## STORED RECORDS
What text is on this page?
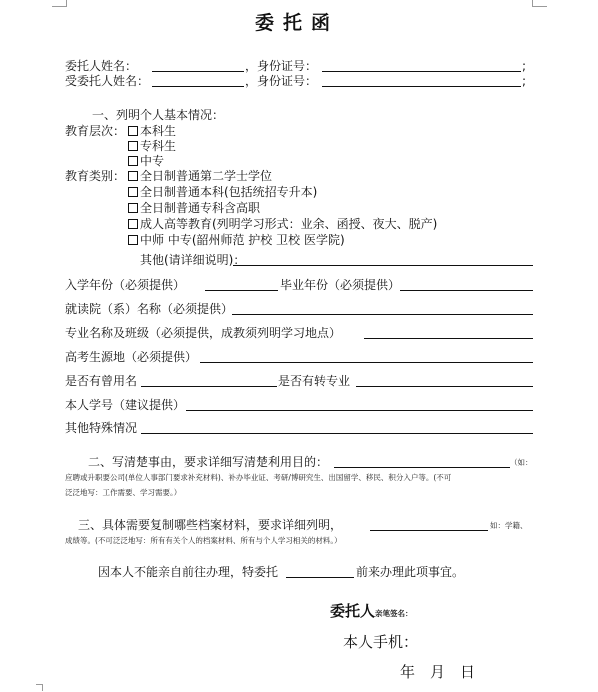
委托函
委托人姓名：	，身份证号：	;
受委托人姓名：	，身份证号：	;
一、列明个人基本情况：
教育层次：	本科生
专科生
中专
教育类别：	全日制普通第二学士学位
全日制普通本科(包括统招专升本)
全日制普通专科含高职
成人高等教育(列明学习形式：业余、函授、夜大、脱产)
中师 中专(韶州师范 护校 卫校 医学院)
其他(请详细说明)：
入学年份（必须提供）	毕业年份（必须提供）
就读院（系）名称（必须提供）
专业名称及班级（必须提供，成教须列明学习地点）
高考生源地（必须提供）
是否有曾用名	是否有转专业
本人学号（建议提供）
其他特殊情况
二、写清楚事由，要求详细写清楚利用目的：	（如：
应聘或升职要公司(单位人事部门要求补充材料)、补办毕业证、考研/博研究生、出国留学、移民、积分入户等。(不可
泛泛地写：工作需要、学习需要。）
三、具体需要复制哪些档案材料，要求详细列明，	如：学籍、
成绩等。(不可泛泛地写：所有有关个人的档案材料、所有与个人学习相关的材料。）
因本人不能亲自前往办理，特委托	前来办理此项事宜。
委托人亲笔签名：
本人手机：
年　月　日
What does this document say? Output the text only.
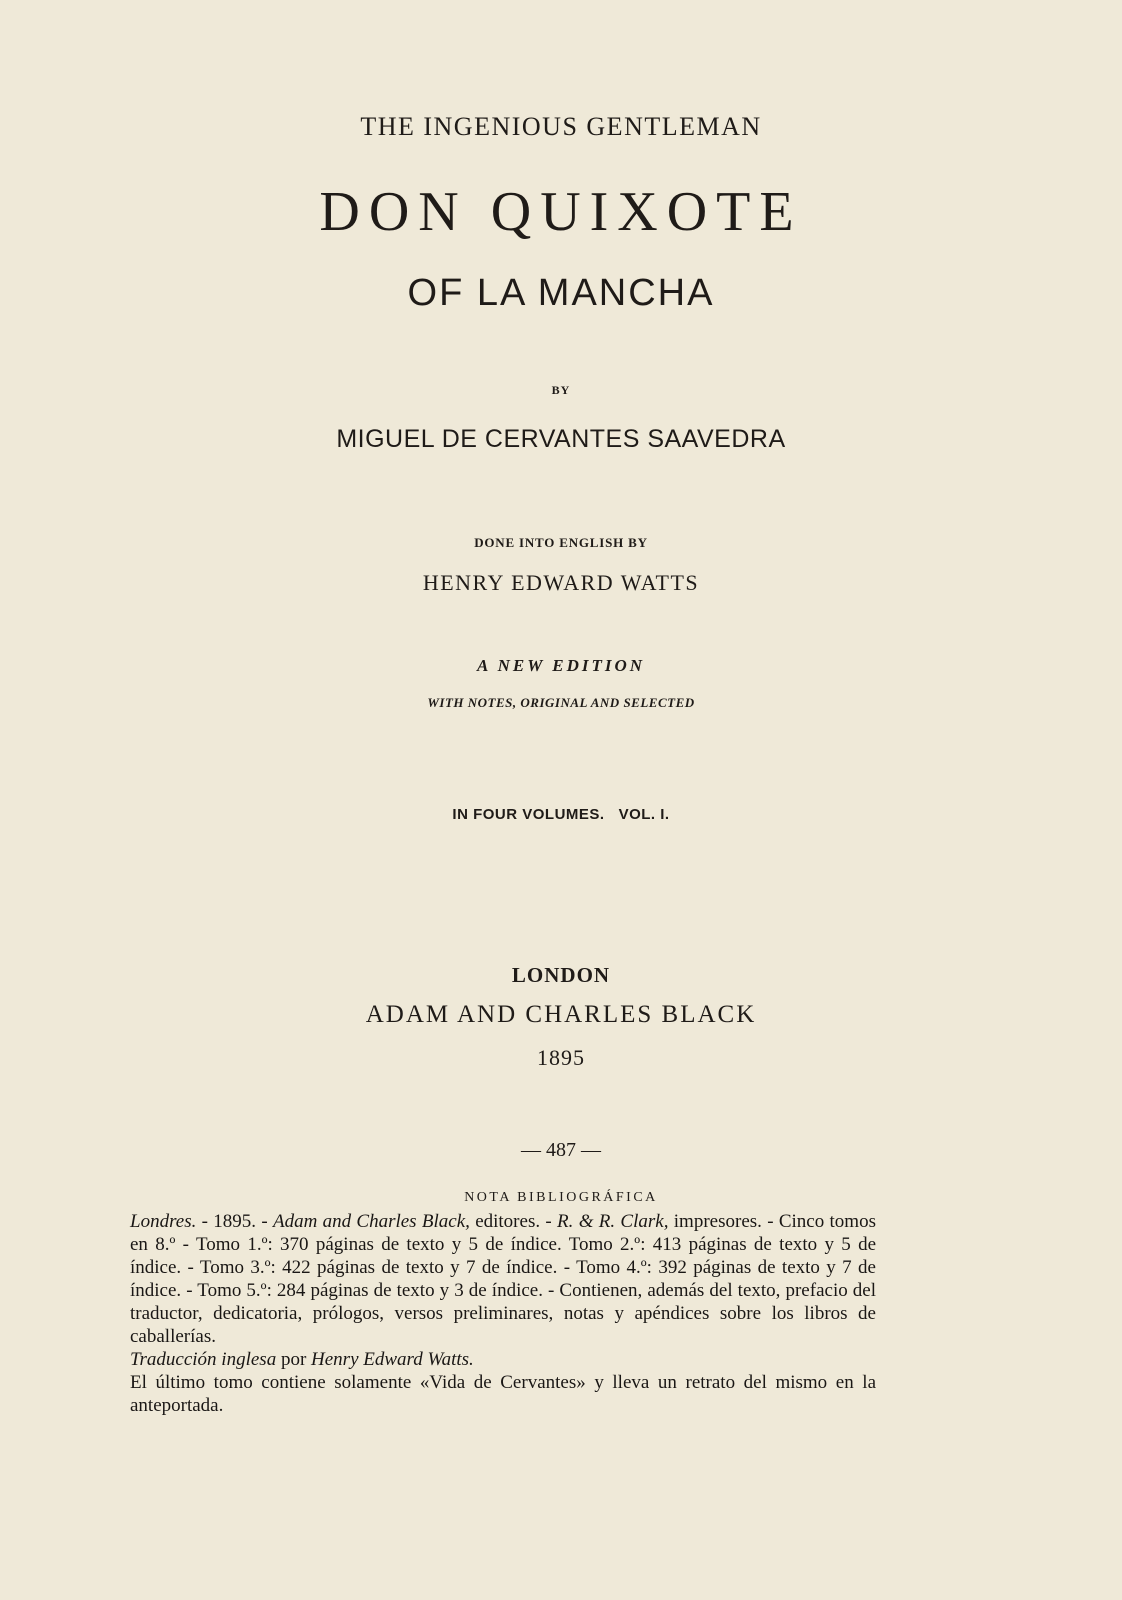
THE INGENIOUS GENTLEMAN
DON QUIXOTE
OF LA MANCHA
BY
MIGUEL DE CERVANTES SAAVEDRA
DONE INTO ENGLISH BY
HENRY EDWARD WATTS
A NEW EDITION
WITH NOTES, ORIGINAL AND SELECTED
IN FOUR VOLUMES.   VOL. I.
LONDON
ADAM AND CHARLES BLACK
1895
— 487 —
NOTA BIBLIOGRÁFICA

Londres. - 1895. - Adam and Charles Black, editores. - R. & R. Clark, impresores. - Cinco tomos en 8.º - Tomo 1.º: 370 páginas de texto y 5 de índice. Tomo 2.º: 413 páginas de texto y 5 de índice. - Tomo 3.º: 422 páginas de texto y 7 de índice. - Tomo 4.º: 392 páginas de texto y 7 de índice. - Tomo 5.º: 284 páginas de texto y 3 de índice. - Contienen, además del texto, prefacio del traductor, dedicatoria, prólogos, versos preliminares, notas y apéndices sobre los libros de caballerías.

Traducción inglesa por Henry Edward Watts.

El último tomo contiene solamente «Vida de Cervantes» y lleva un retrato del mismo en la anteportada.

## PROMPT
Repeat each record exactly, with the pictures left out.

## EXERCISE SOLUTION
What text is on this page?
委托函
委托人姓名：	，身份证号：	;
受委托人姓名：	，身份证号：	;
一、列明个人基本情况：
教育层次：	本科生
专科生
中专
教育类别：	全日制普通第二学士学位
全日制普通本科(包括统招专升本)
全日制普通专科含高职
成人高等教育(列明学习形式：业余、函授、夜大、脱产)
中师 中专(韶州师范 护校 卫校 医学院)
其他(请详细说明)：
入学年份（必须提供）	毕业年份（必须提供）
就读院（系）名称（必须提供）
专业名称及班级（必须提供，成教须列明学习地点）
高考生源地（必须提供）
是否有曾用名	是否有转专业
本人学号（建议提供）
其他特殊情况
二、写清楚事由，要求详细写清楚利用目的：	（如：
应聘或升职要公司(单位人事部门要求补充材料)、补办毕业证、考研/博研究生、出国留学、移民、积分入户等。(不可
泛泛地写：工作需要、学习需要。）
三、具体需要复制哪些档案材料，要求详细列明，	如：学籍、
成绩等。(不可泛泛地写：所有有关个人的档案材料、所有与个人学习相关的材料。）
因本人不能亲自前往办理，特委托	前来办理此项事宜。
委托人亲笔签名：
本人手机：
年　月　日
What does this document say? Output the text only.
THE INGENIOUS GENTLEMAN
DON QUIXOTE
OF LA MANCHA
BY
MIGUEL DE CERVANTES SAAVEDRA
DONE INTO ENGLISH BY
HENRY EDWARD WATTS
A NEW EDITION
WITH NOTES, ORIGINAL AND SELECTED
IN FOUR VOLUMES.   VOL. I.
LONDON
ADAM AND CHARLES BLACK
1895
— 487 —
NOTA BIBLIOGRÁFICA

Londres. - 1895. - Adam and Charles Black, editores. - R. & R. Clark, impresores. - Cinco tomos en 8.º - Tomo 1.º: 370 páginas de texto y 5 de índice. Tomo 2.º: 413 páginas de texto y 5 de índice. - Tomo 3.º: 422 páginas de texto y 7 de índice. - Tomo 4.º: 392 páginas de texto y 7 de índice. - Tomo 5.º: 284 páginas de texto y 3 de índice. - Contienen, además del texto, prefacio del traductor, dedicatoria, prólogos, versos preliminares, notas y apéndices sobre los libros de caballerías.

Traducción inglesa por Henry Edward Watts.

El último tomo contiene solamente «Vida de Cervantes» y lleva un retrato del mismo en la anteportada.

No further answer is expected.